WORK TO DO: Repeat each record exactly. Any picture gets left out.

MATERIALS PROVIDED:
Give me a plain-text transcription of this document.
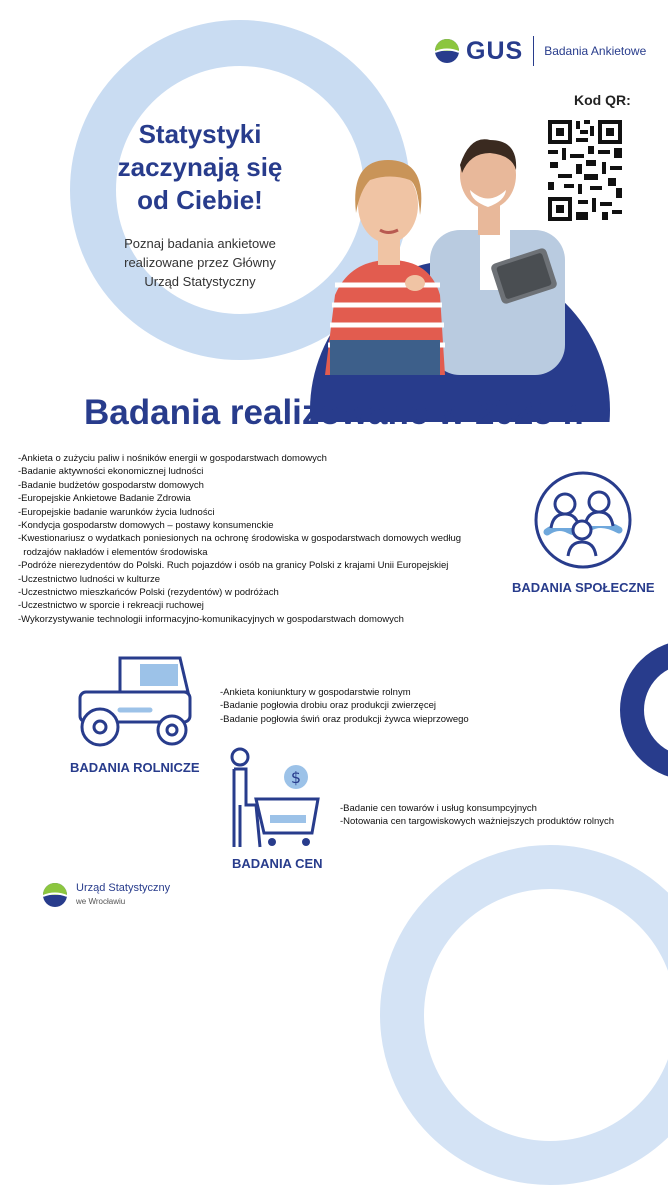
GUS Badania Ankietowe
Statystyki
zaczynają się
od Ciebie!
Poznaj badania ankietowe
realizowane przez Główny
Urząd Statystyczny
Kod QR:
Badania realizowane w 2025 r.
-Ankieta o zużyciu paliw i nośników energii w gospodarstwach domowych
-Badanie aktywności ekonomicznej ludności
-Badanie budżetów gospodarstw domowych
-Europejskie Ankietowe Badanie Zdrowia
-Europejskie badanie warunków życia ludności
-Kondycja gospodarstw domowych – postawy konsumenckie
-Kwestionariusz o wydatkach poniesionych na ochronę środowiska w gospodarstwach domowych według
rodzajów nakładów i elementów środowiska
-Podróże nierezydentów do Polski. Ruch pojazdów i osób na granicy Polski z krajami Unii Europejskiej
-Uczestnictwo ludności w kulturze
-Uczestnictwo mieszkańców Polski (rezydentów) w podróżach
-Uczestnictwo w sporcie i rekreacji ruchowej
-Wykorzystywanie technologii informacyjno-komunikacyjnych w gospodarstwach domowych
BADANIA SPOŁECZNE
BADANIA ROLNICZE
-Ankieta koniunktury w gospodarstwie rolnym
-Badanie pogłowia drobiu oraz produkcji zwierzęcej
-Badanie pogłowia świń oraz produkcji żywca wieprzowego
$
BADANIA CEN
-Badanie cen towarów i usług konsumpcyjnych
-Notowania cen targowiskowych ważniejszych produktów rolnych
Urząd Statystyczny
we Wrocławiu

PROBLEM SOLUTION:
Give me a plain-text transcription of this document.
GUS Badania Ankietowe
Statystyki
zaczynają się
od Ciebie!
Poznaj badania ankietowe
realizowane przez Główny
Urząd Statystyczny
Kod QR:
Badania realizowane w 2025 r.
-Ankieta o zużyciu paliw i nośników energii w gospodarstwach domowych
-Badanie aktywności ekonomicznej ludności
-Badanie budżetów gospodarstw domowych
-Europejskie Ankietowe Badanie Zdrowia
-Europejskie badanie warunków życia ludności
-Kondycja gospodarstw domowych – postawy konsumenckie
-Kwestionariusz o wydatkach poniesionych na ochronę środowiska w gospodarstwach domowych według
rodzajów nakładów i elementów środowiska
-Podróże nierezydentów do Polski. Ruch pojazdów i osób na granicy Polski z krajami Unii Europejskiej
-Uczestnictwo ludności w kulturze
-Uczestnictwo mieszkańców Polski (rezydentów) w podróżach
-Uczestnictwo w sporcie i rekreacji ruchowej
-Wykorzystywanie technologii informacyjno-komunikacyjnych w gospodarstwach domowych
BADANIA SPOŁECZNE
BADANIA ROLNICZE
-Ankieta koniunktury w gospodarstwie rolnym
-Badanie pogłowia drobiu oraz produkcji zwierzęcej
-Badanie pogłowia świń oraz produkcji żywca wieprzowego
$
BADANIA CEN
-Badanie cen towarów i usług konsumpcyjnych
-Notowania cen targowiskowych ważniejszych produktów rolnych
Urząd Statystyczny
we Wrocławiu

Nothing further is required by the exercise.